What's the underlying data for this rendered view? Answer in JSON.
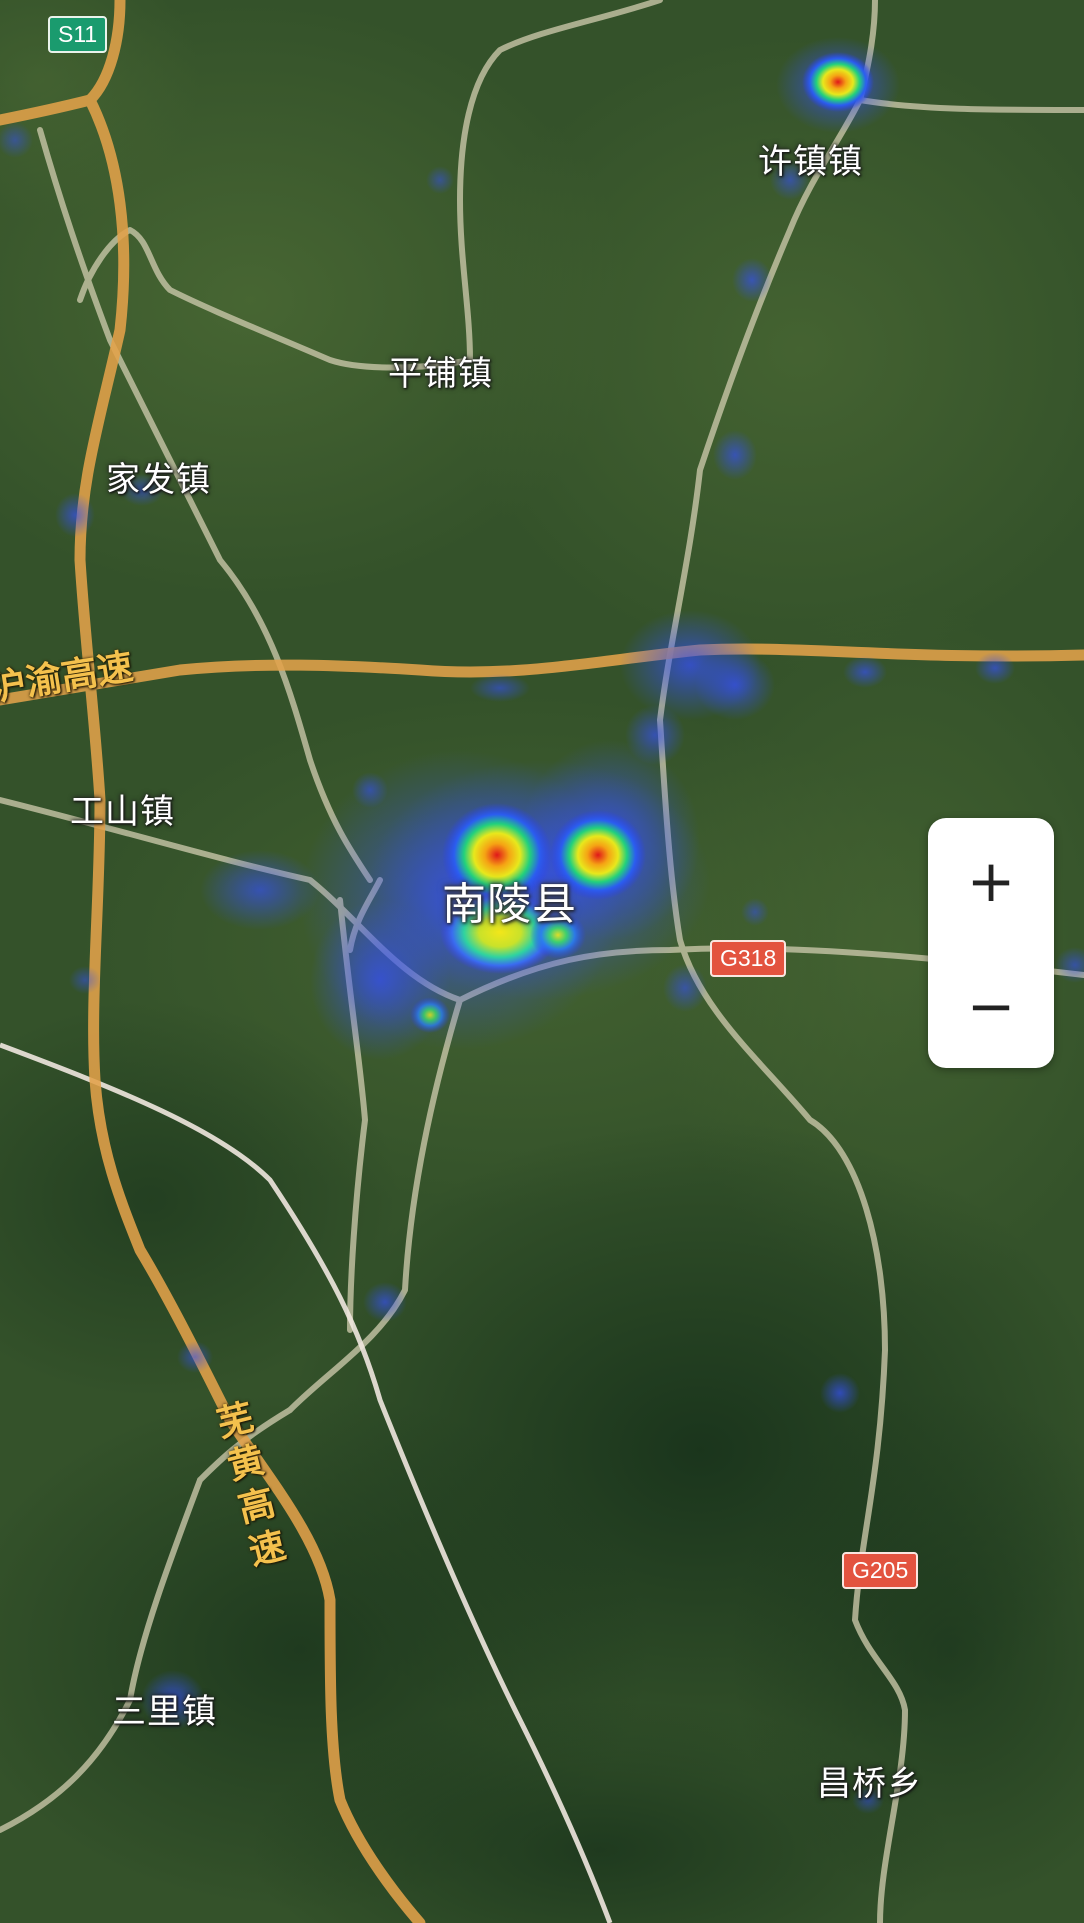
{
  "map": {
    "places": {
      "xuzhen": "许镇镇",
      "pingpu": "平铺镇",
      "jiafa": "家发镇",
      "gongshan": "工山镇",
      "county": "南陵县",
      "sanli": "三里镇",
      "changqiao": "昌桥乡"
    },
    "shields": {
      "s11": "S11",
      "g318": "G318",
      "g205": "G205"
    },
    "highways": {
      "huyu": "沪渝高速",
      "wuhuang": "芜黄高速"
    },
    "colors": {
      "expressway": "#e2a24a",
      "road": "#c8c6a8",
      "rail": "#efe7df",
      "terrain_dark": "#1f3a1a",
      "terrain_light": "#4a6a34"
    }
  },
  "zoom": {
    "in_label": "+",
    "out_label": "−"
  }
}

----

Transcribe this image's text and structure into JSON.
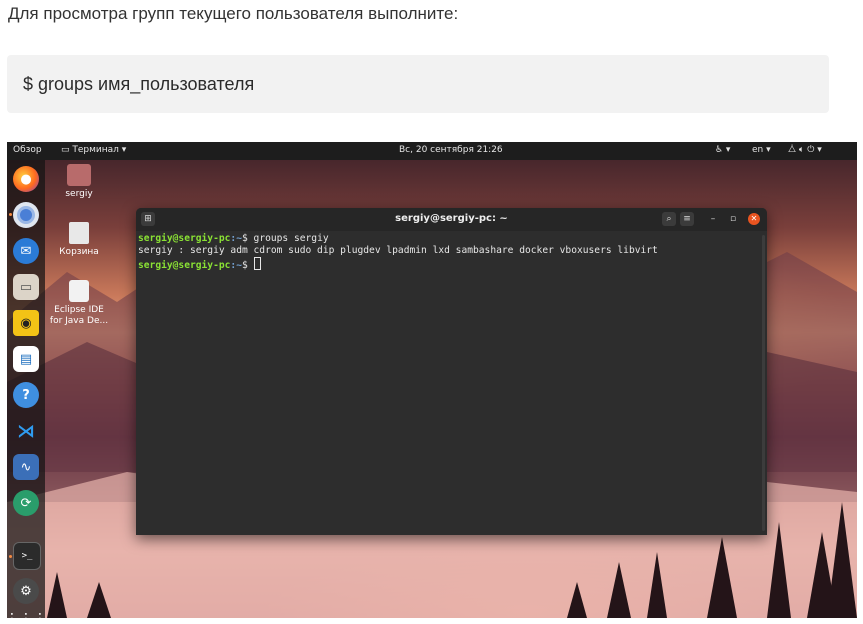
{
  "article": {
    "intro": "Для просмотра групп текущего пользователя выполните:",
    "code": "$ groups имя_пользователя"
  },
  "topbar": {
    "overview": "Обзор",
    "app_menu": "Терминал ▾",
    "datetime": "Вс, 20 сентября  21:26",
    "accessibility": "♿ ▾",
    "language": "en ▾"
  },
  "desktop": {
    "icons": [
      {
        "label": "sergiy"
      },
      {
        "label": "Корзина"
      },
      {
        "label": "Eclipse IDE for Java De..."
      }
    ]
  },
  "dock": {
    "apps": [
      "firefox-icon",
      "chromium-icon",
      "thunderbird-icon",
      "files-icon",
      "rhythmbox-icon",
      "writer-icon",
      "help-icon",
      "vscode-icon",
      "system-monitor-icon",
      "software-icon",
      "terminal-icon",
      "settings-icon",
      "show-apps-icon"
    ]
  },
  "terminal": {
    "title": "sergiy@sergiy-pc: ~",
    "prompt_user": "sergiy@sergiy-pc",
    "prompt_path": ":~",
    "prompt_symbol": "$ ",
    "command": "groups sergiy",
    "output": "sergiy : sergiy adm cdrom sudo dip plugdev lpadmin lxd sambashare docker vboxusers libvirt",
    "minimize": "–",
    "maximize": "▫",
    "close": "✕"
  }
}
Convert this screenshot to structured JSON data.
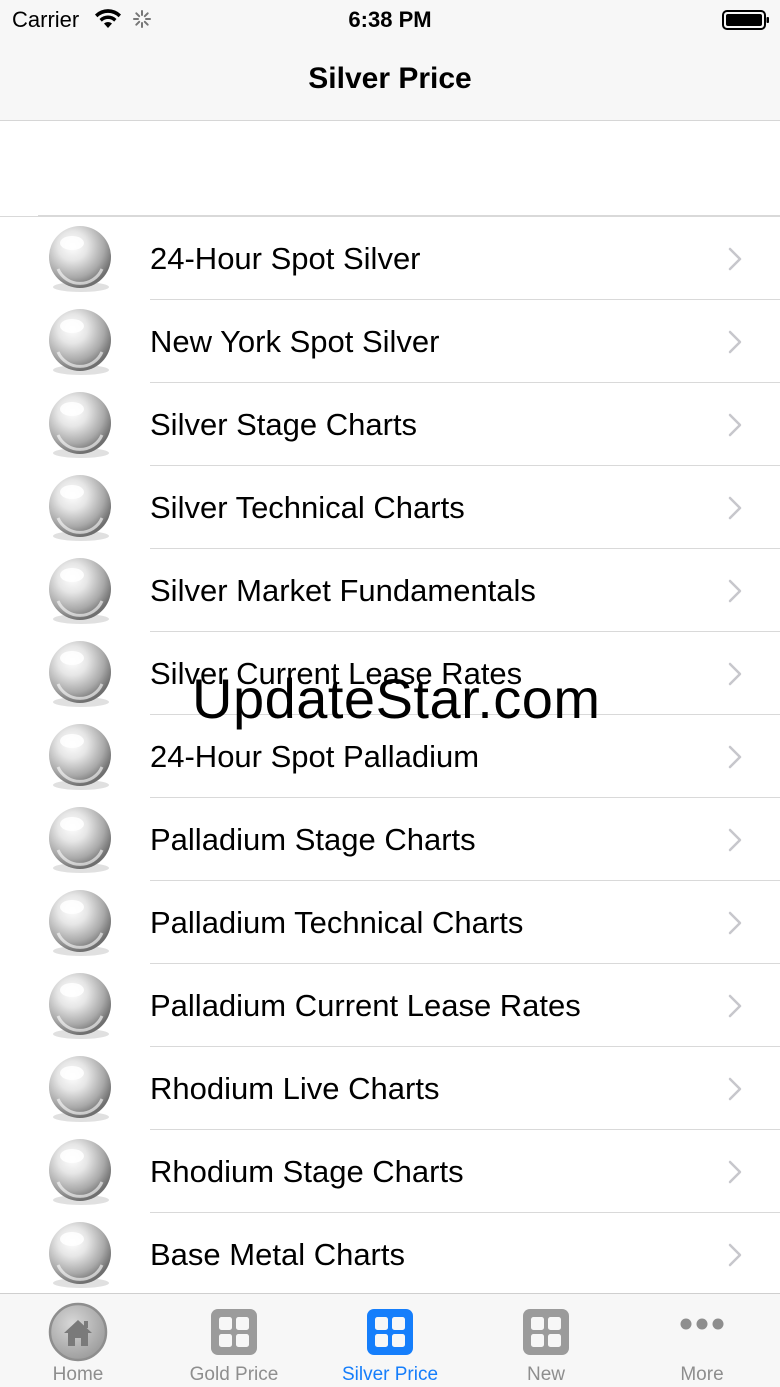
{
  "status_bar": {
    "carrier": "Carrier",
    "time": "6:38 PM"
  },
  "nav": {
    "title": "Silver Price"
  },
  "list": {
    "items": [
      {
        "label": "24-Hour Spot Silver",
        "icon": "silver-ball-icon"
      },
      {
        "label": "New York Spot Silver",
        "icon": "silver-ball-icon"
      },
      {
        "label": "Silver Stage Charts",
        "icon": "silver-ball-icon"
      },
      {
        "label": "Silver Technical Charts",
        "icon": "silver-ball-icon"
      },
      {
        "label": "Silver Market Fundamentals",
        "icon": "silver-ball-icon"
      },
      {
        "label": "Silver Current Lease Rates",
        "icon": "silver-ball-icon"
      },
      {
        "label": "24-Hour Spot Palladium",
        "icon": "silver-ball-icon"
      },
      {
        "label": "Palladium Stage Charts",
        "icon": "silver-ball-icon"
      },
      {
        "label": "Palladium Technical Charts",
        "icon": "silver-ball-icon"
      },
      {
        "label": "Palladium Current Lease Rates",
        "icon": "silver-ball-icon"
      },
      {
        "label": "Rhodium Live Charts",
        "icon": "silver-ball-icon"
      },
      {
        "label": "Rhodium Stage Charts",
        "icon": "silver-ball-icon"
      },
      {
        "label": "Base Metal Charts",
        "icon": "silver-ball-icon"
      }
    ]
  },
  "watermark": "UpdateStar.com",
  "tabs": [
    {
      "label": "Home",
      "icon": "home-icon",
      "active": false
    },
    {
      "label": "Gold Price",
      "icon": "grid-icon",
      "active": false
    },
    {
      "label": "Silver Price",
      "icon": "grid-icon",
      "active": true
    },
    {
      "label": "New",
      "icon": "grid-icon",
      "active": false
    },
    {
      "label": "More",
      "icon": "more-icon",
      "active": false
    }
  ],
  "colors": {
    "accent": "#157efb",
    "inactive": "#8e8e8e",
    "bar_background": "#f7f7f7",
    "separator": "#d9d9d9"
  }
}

----

**Task to carry out**
Pick out the lines that include the word "data" and write them out.

**Exercise solution**
What's the underlying data for this rendered view? Answer in JSON.
Convert this screenshot to structured JSON data.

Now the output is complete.